━━ DATA SHOWN
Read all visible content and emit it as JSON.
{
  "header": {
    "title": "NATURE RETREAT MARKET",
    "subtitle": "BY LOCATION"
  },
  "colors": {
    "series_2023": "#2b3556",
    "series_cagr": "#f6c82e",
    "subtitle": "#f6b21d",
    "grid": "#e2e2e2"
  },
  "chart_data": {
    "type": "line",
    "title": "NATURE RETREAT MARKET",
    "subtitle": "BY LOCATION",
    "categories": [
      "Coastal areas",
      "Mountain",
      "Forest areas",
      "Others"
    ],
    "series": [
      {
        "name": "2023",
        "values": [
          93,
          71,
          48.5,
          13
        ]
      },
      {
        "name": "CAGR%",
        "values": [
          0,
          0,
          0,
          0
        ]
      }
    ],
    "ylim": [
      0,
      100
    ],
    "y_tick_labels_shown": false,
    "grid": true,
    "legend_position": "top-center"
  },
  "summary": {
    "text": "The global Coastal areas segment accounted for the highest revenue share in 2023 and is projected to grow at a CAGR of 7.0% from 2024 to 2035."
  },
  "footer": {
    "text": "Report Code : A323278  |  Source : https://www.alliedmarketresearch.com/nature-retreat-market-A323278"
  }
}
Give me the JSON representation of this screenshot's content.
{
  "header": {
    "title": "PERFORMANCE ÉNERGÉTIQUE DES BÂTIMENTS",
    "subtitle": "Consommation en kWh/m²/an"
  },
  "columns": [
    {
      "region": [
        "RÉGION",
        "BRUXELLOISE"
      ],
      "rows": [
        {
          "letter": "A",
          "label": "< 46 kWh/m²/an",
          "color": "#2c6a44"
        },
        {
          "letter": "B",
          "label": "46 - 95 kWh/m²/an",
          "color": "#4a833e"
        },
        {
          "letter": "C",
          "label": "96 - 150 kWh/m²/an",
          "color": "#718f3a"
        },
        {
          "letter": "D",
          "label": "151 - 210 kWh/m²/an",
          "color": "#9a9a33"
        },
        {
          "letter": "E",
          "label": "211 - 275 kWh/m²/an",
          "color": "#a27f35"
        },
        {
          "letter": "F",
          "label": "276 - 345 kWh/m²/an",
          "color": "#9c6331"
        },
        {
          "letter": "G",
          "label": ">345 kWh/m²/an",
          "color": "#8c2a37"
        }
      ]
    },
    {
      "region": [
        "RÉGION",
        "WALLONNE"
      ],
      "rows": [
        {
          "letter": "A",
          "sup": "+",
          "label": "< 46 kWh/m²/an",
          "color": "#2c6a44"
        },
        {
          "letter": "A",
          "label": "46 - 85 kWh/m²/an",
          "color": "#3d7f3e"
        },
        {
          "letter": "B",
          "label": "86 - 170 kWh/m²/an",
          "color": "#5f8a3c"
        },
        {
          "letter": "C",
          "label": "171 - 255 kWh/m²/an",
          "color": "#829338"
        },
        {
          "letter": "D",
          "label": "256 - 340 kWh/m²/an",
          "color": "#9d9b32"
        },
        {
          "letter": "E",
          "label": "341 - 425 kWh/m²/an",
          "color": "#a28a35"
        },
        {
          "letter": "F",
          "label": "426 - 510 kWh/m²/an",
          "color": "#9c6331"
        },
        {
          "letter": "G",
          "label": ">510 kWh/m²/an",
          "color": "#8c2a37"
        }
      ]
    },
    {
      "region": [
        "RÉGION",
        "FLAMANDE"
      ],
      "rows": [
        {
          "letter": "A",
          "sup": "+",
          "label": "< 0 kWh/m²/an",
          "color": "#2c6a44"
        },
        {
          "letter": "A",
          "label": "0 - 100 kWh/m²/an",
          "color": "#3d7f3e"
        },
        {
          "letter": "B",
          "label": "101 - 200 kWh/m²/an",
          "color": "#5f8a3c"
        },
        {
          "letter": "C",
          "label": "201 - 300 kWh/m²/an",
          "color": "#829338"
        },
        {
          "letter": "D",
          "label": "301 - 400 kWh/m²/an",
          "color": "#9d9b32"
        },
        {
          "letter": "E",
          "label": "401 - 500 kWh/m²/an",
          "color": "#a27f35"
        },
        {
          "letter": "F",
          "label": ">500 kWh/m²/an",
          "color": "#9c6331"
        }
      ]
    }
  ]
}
━━━━
Find every line in the entries that includes the word "Coastal", then state how many there are and nothing else.

2